Check each line of the listing, and copy it if it contains the word "party".

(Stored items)
· · · · · · ·
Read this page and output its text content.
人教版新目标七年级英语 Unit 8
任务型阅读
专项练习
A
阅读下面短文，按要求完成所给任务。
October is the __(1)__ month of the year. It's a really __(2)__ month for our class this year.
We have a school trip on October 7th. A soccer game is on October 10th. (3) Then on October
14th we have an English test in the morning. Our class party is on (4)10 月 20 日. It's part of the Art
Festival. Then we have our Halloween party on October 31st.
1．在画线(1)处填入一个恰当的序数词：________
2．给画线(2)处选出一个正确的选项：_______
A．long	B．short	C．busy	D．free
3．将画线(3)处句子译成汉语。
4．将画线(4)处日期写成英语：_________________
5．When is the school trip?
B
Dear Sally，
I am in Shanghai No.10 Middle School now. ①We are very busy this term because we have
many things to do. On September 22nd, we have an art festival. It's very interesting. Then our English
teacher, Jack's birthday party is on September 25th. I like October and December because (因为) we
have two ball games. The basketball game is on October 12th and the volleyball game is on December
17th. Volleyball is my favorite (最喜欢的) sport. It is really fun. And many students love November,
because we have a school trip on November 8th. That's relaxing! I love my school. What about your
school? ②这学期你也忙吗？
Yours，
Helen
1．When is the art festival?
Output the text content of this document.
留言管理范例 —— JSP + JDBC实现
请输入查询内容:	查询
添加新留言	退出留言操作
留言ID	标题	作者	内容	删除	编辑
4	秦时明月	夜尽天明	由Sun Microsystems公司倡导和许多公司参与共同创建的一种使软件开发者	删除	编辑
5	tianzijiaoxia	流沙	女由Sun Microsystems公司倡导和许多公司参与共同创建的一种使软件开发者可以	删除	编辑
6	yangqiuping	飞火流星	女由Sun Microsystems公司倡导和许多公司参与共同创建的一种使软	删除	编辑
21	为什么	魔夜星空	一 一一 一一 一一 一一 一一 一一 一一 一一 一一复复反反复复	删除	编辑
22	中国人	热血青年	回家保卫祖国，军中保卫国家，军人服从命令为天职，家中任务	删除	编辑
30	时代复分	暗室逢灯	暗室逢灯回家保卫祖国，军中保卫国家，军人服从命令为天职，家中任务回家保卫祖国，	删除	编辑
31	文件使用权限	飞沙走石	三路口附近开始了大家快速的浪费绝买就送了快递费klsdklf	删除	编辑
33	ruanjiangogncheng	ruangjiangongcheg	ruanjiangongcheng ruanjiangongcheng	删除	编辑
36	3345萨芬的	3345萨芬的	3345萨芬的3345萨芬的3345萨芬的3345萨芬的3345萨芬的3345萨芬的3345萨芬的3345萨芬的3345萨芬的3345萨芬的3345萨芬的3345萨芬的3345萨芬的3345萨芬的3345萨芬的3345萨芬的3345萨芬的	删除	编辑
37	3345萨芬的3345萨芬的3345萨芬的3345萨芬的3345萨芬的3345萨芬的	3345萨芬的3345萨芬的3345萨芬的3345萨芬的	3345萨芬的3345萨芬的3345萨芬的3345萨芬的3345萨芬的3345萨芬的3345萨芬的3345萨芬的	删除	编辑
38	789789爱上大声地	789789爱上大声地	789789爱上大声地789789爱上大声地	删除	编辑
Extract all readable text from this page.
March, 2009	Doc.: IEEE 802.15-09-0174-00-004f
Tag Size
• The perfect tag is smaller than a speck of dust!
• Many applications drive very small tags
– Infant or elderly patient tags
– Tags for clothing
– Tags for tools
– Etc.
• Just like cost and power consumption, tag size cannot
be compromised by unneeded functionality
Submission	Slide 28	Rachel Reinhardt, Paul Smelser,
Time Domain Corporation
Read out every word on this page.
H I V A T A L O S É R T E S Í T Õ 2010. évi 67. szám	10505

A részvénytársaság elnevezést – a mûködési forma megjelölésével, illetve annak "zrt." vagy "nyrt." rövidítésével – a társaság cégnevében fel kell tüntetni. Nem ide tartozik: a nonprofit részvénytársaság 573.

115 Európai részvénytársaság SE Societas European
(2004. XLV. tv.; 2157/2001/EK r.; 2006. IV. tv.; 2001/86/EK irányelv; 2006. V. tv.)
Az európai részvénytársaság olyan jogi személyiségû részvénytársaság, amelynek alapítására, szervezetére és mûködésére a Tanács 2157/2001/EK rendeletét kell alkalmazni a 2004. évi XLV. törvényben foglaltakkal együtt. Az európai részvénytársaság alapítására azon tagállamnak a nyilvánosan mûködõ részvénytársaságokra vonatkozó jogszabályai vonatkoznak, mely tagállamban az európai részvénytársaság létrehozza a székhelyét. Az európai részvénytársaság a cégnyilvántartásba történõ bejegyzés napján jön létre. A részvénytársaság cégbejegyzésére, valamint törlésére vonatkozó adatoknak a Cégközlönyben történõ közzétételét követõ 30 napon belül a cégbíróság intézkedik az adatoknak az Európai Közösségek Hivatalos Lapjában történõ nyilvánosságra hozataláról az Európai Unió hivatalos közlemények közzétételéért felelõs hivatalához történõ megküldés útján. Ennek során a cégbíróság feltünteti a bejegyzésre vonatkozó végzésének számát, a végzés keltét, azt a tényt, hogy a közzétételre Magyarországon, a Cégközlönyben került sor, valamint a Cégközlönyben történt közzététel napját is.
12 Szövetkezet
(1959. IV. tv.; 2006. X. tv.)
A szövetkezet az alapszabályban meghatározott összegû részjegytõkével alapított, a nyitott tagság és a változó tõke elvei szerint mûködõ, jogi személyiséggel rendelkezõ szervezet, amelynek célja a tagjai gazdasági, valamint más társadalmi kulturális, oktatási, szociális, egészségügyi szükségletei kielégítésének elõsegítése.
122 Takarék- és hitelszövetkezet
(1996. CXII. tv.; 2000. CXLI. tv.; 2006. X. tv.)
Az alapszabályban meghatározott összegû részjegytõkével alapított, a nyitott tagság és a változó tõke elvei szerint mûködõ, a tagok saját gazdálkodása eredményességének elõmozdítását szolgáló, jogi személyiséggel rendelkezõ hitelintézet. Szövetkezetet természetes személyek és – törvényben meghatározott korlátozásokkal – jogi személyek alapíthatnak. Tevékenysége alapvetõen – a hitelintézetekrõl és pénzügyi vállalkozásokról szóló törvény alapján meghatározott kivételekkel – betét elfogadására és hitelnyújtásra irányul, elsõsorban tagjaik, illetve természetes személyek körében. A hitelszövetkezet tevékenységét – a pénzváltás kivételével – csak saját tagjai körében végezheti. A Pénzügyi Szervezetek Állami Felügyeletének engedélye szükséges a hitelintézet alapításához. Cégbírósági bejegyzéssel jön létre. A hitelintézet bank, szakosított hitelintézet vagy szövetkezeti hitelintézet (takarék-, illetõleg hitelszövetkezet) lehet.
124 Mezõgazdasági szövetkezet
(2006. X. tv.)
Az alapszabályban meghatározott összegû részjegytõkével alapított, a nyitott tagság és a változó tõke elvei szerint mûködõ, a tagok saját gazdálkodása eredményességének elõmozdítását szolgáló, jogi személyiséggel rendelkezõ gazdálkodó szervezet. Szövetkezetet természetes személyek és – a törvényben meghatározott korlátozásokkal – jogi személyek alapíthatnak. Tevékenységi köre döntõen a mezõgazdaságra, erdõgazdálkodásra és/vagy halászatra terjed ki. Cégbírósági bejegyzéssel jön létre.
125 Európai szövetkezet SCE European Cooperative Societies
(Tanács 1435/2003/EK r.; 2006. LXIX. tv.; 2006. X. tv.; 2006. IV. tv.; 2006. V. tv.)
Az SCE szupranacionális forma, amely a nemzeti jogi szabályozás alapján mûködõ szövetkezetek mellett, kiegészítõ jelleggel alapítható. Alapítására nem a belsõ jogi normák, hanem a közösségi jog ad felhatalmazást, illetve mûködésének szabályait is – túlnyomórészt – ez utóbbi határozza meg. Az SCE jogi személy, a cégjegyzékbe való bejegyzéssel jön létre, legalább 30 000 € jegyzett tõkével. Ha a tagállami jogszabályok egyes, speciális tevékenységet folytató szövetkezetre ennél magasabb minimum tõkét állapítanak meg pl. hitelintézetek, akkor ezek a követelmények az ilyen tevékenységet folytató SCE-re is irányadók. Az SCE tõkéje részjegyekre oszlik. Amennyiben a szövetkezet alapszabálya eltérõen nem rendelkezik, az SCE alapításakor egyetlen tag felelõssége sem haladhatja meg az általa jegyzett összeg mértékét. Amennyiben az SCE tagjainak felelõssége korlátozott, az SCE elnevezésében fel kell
· · · · · · ·
| OUTPUT OF THE TASK |
14th we have an English test in the morning. Our class party is on (4)10 月 20 日. It's part of the Art
Festival. Then we have our Halloween party on October 31st.
teacher, Jack's birthday party is on September 25th. I like October and December because (因为) we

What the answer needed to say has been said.